#### [Challenge]
Note how many lines in the entries contain the string "orqali", then give that number and nothing else.

(Collected data)
:::

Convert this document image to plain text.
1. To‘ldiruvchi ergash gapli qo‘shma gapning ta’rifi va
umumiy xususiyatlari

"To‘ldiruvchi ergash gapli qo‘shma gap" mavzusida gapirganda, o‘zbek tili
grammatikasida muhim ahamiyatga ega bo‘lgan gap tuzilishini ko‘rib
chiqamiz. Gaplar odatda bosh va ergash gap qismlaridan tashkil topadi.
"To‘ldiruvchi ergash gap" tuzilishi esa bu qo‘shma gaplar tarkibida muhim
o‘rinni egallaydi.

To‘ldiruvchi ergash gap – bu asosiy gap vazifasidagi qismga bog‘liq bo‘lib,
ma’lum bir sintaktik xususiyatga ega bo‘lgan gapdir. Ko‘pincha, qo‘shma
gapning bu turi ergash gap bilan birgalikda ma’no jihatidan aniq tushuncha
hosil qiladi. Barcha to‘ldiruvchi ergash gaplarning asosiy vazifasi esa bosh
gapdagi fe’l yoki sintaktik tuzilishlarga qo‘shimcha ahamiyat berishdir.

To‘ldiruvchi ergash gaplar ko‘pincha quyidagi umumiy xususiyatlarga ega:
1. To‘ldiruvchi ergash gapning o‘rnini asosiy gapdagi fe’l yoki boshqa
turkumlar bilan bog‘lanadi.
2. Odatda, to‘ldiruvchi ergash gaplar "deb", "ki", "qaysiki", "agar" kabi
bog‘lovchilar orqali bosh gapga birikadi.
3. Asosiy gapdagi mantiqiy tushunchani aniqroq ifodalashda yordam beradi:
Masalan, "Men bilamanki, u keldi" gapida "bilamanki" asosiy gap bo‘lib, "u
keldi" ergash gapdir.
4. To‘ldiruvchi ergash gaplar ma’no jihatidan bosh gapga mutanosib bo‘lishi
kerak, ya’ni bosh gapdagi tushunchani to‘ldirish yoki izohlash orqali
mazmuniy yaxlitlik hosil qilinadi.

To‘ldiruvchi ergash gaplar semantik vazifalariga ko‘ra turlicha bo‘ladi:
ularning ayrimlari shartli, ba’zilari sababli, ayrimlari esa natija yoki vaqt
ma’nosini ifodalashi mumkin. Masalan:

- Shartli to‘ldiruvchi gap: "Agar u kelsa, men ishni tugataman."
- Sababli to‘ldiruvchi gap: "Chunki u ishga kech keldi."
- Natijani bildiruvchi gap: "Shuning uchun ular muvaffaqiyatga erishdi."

:::

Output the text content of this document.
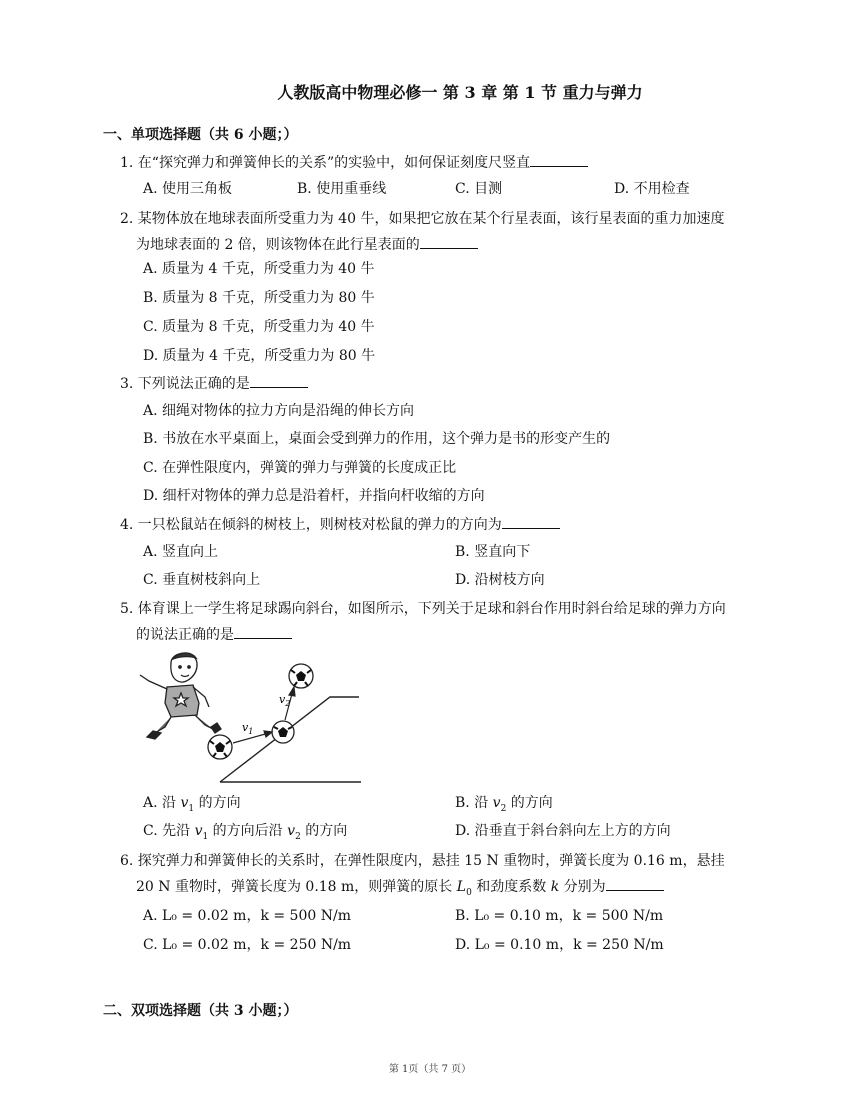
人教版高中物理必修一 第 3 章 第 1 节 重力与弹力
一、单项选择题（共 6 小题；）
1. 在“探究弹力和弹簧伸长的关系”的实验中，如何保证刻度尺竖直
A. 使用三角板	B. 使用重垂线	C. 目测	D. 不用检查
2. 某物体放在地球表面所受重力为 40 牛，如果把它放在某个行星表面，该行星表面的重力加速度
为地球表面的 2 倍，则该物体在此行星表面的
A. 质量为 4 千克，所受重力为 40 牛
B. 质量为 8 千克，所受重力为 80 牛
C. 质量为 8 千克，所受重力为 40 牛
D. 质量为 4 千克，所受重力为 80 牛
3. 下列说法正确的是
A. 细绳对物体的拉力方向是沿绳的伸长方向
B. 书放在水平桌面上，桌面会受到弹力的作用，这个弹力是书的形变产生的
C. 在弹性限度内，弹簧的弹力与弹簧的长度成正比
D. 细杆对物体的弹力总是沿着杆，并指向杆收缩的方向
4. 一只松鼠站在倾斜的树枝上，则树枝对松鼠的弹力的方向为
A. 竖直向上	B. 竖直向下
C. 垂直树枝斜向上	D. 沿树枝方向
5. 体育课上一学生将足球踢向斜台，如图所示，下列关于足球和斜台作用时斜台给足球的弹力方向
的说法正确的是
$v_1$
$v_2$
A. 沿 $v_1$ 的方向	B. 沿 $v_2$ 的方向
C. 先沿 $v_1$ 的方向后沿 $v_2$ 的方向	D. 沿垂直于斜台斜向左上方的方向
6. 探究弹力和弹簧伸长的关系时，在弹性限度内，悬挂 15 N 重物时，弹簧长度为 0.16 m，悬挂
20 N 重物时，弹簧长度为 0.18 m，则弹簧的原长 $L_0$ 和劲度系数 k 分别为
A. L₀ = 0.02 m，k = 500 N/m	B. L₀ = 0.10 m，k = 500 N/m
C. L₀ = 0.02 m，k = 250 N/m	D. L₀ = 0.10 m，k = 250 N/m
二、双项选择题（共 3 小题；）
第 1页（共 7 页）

:::

#### [Expected output]
2